— start of Provided entries —

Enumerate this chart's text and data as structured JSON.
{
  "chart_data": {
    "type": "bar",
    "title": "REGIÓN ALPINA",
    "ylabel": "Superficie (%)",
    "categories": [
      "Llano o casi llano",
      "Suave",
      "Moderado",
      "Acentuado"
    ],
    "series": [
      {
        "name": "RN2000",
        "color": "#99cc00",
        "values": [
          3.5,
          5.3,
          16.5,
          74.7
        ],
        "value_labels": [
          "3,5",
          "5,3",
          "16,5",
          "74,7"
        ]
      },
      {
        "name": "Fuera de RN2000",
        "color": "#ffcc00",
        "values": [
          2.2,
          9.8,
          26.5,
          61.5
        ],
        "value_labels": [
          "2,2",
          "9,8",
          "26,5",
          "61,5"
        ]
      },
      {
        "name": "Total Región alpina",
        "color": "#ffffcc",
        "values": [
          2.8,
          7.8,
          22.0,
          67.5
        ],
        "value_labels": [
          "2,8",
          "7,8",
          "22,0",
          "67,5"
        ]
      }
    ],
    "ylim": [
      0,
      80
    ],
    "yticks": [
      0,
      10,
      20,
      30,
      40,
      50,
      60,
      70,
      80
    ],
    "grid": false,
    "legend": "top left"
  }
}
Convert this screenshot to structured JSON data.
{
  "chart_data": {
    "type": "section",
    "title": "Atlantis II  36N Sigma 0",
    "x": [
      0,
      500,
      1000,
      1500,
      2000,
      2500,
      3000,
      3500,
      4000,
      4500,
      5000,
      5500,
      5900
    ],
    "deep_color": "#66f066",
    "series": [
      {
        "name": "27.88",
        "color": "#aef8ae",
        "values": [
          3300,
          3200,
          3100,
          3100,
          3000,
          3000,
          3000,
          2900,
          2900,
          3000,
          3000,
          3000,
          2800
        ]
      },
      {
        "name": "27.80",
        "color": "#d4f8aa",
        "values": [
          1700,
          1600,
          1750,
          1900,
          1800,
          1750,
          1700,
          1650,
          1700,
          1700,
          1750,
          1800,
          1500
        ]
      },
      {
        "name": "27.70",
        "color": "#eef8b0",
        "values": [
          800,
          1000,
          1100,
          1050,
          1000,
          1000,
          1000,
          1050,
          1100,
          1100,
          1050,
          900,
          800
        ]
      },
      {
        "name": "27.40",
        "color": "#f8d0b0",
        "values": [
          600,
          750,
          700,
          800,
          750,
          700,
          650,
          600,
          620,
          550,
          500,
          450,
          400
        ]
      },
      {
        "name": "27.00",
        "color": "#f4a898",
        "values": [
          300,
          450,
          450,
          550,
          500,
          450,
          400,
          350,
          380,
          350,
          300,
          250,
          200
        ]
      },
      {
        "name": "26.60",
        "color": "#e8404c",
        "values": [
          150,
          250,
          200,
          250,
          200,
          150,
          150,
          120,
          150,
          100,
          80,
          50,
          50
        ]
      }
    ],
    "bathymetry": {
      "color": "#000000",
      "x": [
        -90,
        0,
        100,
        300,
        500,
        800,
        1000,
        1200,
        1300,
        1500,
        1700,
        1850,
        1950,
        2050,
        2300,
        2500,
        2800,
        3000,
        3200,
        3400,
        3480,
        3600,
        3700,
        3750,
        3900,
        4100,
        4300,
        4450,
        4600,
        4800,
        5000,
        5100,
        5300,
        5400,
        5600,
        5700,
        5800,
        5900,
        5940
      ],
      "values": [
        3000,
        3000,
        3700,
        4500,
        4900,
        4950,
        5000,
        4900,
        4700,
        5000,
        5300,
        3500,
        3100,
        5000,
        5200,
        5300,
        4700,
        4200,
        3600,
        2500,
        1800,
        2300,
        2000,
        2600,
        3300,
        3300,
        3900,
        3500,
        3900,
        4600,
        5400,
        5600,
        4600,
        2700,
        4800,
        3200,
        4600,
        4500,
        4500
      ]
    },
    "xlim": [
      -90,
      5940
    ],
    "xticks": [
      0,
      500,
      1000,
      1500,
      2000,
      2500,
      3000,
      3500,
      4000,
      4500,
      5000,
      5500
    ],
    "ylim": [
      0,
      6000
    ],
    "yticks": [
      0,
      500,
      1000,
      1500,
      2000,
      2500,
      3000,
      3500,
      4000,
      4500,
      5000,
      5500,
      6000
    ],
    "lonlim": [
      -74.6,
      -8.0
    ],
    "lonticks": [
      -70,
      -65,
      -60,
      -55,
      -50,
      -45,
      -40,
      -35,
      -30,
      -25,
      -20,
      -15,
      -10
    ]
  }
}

— end of Provided entries —

Extract each line from the entries above that contains the string "structured".

Enumerate this chart's text and data as structured JSON.
Convert this screenshot to structured JSON data.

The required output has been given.